- _YOUR INSTRUCTIONS_
Set down the full listing exactly, character for character.

--- start DATA SHOWN ---

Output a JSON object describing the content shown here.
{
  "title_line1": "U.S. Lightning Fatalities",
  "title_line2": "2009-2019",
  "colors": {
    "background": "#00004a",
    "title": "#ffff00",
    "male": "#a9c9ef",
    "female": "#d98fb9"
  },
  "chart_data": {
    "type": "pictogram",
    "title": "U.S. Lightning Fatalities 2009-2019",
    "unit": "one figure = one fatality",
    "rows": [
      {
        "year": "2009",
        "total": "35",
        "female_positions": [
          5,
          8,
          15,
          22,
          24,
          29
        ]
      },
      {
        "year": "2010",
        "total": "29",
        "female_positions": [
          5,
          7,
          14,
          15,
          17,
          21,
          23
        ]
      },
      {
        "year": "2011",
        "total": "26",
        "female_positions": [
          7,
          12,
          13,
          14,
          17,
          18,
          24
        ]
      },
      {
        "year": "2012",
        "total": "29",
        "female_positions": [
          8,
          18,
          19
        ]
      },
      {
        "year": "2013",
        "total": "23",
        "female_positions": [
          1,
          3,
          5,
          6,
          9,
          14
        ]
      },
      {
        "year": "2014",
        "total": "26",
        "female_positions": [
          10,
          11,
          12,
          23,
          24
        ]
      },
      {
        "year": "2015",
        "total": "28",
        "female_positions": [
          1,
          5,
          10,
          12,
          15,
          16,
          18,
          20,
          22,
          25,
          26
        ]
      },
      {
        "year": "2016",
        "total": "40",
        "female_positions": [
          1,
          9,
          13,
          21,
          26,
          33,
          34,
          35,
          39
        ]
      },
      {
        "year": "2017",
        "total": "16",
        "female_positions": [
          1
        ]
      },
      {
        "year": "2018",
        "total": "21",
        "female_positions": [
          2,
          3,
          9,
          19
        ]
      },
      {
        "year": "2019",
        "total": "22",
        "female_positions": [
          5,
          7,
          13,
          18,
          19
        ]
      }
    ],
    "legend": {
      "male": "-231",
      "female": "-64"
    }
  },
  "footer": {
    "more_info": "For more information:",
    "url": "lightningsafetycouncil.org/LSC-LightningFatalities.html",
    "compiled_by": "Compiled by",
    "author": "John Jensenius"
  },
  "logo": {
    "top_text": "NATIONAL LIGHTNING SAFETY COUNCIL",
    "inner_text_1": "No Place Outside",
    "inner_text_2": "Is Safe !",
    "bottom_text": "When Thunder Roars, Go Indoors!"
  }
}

--- end DATA SHOWN ---

- _RESULT FOR THIS TASK_
Output a JSON object describing the content shown here.
{
  "title_line1": "U.S. Lightning Fatalities",
  "title_line2": "2009-2019",
  "colors": {
    "background": "#00004a",
    "title": "#ffff00",
    "male": "#a9c9ef",
    "female": "#d98fb9"
  },
  "chart_data": {
    "type": "pictogram",
    "title": "U.S. Lightning Fatalities 2009-2019",
    "unit": "one figure = one fatality",
    "rows": [
      {
        "year": "2009",
        "total": "35",
        "female_positions": [
          5,
          8,
          15,
          22,
          24,
          29
        ]
      },
      {
        "year": "2010",
        "total": "29",
        "female_positions": [
          5,
          7,
          14,
          15,
          17,
          21,
          23
        ]
      },
      {
        "year": "2011",
        "total": "26",
        "female_positions": [
          7,
          12,
          13,
          14,
          17,
          18,
          24
        ]
      },
      {
        "year": "2012",
        "total": "29",
        "female_positions": [
          8,
          18,
          19
        ]
      },
      {
        "year": "2013",
        "total": "23",
        "female_positions": [
          1,
          3,
          5,
          6,
          9,
          14
        ]
      },
      {
        "year": "2014",
        "total": "26",
        "female_positions": [
          10,
          11,
          12,
          23,
          24
        ]
      },
      {
        "year": "2015",
        "total": "28",
        "female_positions": [
          1,
          5,
          10,
          12,
          15,
          16,
          18,
          20,
          22,
          25,
          26
        ]
      },
      {
        "year": "2016",
        "total": "40",
        "female_positions": [
          1,
          9,
          13,
          21,
          26,
          33,
          34,
          35,
          39
        ]
      },
      {
        "year": "2017",
        "total": "16",
        "female_positions": [
          1
        ]
      },
      {
        "year": "2018",
        "total": "21",
        "female_positions": [
          2,
          3,
          9,
          19
        ]
      },
      {
        "year": "2019",
        "total": "22",
        "female_positions": [
          5,
          7,
          13,
          18,
          19
        ]
      }
    ],
    "legend": {
      "male": "-231",
      "female": "-64"
    }
  },
  "footer": {
    "more_info": "For more information:",
    "url": "lightningsafetycouncil.org/LSC-LightningFatalities.html",
    "compiled_by": "Compiled by",
    "author": "John Jensenius"
  },
  "logo": {
    "top_text": "NATIONAL LIGHTNING SAFETY COUNCIL",
    "inner_text_1": "No Place Outside",
    "inner_text_2": "Is Safe !",
    "bottom_text": "When Thunder Roars, Go Indoors!"
  }
}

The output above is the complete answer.